Given instruction:
Each line of the data that includes the string "НОВОСТИ" is to be copied out.

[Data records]
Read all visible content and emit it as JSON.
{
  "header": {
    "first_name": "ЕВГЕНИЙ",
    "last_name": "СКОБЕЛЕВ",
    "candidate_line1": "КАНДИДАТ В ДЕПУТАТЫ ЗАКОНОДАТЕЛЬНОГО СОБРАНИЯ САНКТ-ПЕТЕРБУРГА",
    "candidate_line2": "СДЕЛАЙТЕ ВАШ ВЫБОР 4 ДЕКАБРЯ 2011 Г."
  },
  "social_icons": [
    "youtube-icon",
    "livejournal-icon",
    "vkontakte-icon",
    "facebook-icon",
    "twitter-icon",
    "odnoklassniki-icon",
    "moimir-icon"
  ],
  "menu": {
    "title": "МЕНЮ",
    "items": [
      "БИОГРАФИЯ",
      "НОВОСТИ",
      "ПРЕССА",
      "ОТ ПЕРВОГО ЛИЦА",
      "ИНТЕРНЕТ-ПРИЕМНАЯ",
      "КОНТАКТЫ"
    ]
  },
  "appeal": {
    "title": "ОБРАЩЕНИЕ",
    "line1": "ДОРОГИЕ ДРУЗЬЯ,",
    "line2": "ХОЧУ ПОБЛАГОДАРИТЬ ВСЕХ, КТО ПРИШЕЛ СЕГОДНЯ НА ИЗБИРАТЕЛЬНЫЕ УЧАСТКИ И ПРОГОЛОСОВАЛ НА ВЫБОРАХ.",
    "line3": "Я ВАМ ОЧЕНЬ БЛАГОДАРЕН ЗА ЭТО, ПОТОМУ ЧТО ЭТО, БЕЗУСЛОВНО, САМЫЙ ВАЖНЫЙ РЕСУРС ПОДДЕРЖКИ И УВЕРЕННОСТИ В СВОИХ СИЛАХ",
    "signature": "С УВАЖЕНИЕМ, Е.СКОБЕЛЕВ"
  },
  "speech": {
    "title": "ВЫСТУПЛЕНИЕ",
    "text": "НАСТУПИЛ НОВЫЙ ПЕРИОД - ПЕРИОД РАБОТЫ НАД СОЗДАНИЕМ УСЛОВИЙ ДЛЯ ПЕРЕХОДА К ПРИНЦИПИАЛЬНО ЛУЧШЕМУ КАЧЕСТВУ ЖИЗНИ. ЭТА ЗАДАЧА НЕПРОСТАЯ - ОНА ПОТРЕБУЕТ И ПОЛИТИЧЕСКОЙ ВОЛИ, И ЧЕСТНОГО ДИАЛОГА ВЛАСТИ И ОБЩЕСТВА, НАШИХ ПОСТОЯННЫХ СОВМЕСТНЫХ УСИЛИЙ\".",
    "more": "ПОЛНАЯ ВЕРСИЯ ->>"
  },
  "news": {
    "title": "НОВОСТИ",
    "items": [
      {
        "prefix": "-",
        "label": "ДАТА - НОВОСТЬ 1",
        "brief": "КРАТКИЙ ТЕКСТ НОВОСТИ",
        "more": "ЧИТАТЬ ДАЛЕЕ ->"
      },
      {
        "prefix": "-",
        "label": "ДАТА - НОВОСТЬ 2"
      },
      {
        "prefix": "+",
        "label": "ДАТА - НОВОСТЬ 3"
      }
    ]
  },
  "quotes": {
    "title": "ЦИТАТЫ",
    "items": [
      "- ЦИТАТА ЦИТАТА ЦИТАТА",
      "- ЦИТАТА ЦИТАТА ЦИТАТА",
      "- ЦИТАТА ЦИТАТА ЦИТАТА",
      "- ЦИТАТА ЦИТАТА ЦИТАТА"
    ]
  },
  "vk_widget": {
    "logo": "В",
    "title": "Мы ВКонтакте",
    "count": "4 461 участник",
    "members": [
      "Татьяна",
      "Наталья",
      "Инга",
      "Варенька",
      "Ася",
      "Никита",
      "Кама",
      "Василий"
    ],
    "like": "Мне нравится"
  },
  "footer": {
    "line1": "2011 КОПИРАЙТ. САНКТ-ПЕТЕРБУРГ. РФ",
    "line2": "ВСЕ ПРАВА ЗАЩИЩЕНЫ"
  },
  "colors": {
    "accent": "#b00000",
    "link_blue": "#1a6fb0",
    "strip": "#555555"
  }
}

Result of the task:
      "НОВОСТИ",
    "title": "НОВОСТИ",
        "brief": "КРАТКИЙ ТЕКСТ НОВОСТИ",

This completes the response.